> **EXCERTO**
§

II - DESCRIÇÃO DOS FACTOS
1. A reclamante, através da empresa a quem efectuou os empréstimos e de quem recebeu juros, entregou e pagou as guias identificadas na alínea f) do Capítulo í da presente informação.
2. Da análise do sistema informático verifica-se que na Visão do Contribuinte a reclamante não tem representante nomeado. No entanto, apresentou com a reclamação procuração do advogado F..., da firma de advogados E..., para efeitos desta reclamação.
3. Em 20/05/2008, veio juntar uma nota informativa do Tribunal de Justiça das Comunidades Europeias, dando conta da acção intentada contra Portugal pela Comissão Europeia, em 06 de Março de 2008.
4. A presente reclamação foi entregue em 28/12/2006.
III-ANÁLISE DO PEDIDO
Face aos factos descritos, cumpre-nos fazer a análise da matéria controvertida, pelo que nos termos e para os efeitos do n.º 1 do artigo 75º do CPPT referimos:
> O processo é próprio de acordo com o artigo 70.º do CPPT;
> A reclamante tem legitimidade para o acto, nos termos do artigo 9.º conjugado com o artigo 68.º, ambos do CPPT; e
> A reclamação é tempestiva nos termos do artigo 102.º do mesmo código.
5. Na análise efectuada à petição apresentada pelo sujeito passivo, a fls.1 a 20 e respectivos documentos anexos, e consulta aos elementos disponíveis, incluindo o sistema informático de que resultou a descrição dos factos efectuada no ponto II verificamos que é de indeferir a presente petição, com base no seguinte:
6. A reclamante vem solicitar o reembolso das retenções na fonte de IRC pagas, a título definitivo, referentes a recebimentos de juros por empréstimos a entidades consideradas residentes em território português.

§

[Entradas de caixas delimitadoras]
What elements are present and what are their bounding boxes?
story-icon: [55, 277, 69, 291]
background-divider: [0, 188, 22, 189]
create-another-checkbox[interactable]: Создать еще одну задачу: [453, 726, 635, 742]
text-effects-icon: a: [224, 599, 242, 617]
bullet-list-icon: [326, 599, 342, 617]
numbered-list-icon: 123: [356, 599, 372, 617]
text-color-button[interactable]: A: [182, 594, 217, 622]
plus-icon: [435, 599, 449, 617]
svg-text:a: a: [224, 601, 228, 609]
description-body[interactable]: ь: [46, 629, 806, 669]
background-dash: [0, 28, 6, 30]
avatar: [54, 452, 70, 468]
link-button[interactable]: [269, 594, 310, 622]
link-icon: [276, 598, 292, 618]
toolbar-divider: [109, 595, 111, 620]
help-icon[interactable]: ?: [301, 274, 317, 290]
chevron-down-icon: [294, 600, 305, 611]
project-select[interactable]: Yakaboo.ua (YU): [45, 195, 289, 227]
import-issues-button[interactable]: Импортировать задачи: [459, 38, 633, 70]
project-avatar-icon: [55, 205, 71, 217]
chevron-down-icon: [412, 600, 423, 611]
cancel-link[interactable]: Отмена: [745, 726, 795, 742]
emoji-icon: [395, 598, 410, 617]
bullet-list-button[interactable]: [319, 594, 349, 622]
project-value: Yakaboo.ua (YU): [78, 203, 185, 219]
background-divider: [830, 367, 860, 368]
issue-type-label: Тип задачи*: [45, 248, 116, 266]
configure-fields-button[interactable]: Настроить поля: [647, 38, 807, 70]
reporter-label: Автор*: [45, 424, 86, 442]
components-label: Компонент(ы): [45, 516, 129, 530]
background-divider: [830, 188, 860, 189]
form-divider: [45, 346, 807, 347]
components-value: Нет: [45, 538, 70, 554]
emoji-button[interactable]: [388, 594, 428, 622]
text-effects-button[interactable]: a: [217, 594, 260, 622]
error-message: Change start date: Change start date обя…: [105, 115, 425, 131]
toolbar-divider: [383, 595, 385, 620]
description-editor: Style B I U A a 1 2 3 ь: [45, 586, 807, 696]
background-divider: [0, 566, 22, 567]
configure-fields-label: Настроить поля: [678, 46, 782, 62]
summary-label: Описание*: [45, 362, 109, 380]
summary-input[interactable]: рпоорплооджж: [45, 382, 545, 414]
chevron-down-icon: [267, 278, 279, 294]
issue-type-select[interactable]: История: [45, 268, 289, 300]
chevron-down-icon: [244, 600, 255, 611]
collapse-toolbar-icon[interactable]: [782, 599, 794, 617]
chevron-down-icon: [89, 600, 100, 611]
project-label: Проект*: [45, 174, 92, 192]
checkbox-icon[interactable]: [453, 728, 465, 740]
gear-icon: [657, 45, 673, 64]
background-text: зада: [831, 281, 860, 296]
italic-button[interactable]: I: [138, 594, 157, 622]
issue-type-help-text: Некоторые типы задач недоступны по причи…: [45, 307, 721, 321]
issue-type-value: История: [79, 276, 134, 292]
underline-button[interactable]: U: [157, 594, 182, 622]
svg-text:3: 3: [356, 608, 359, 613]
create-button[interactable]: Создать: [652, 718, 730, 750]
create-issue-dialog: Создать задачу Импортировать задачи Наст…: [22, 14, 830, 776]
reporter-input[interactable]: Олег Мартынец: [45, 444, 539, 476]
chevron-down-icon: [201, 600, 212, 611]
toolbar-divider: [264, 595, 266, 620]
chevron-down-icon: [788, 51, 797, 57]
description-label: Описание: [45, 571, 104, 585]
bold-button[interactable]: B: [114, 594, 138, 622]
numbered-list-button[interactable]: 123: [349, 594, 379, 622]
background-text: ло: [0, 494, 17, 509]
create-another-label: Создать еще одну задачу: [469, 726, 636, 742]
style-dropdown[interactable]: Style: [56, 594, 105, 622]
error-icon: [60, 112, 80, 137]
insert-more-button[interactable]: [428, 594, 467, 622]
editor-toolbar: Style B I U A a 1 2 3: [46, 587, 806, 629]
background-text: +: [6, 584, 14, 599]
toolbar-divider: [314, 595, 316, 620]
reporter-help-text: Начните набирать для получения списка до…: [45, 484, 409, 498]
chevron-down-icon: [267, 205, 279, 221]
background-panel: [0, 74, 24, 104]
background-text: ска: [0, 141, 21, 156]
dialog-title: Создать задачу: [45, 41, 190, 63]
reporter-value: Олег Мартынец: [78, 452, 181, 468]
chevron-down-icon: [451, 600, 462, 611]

§

Retome o excerto sobre a reclamação de reembolso de retenções na fonte de IRC, escrevendo a partir da última frase apresentada. A listagem não tem qualquer papel neste exercício.

> **RESULTADO DO EXERCÍCIO**
7. Alega para o efeito, o facto de haver uma clara desigualdade no tratamento fiscal do mesmo tipo de rendimentos auferidos por entidades residentes e por entidades não residentes, violando os princípios constitucionais portugueses e violando também o tratado das comunidades quanto à livre circulação de capitais.
8. Ora, sobre este assunto cumpre-me informar o seguinte:
• A lei fiscal portuguesa, para os anos aqui postos em crise, contemplava a tributação de juros de entidades não residentes, mais favoravelmente, desde que houvesse convenção assinada entre Portugal e o país da sociedade não residente.
•Esta situação era extensiva a outros países além dos pertencentes à Comunidade Europeia desde que existisse a referida convenção.
• No entanto, em 3 de Junho 2003, foi publicada a Directiva 2003/49/CE que estabeleceu um regime fiscal comum aplicável aos pagamentos de juros e royalties entre sociedades associadas de Estados Membros diferentes.
• No preambulo dessa Directiva é referido que as transacções de juros e royalties entre sociedades de Estados-Membros diferentes não deveriam estar sujeitas a condições fiscais menos favoráveis que as que se aplicam às sociedades consideradas residentes.
• Assim, é proposta a abolição da tributação desses rendimentos.
• No entanto, este regime deve somente aplicar-se ao eventual montante de juros e royalties que teria sido acordado entre o pagador e o beneficiário efectivo na ausência de uma relação especial. Ora, no caso em apreciação, não é líquido a não existência de relações especiais entre quem paga e quem recebe os juros aqui postos em crise.
• A directiva estabelece para Portugal um período transitório de 8 anos, sendo que a taxa aplicável nos primeiros 4 anos não pode ser superior a 10% e nos 4 anos subsequentes não pode ser superior a 5%.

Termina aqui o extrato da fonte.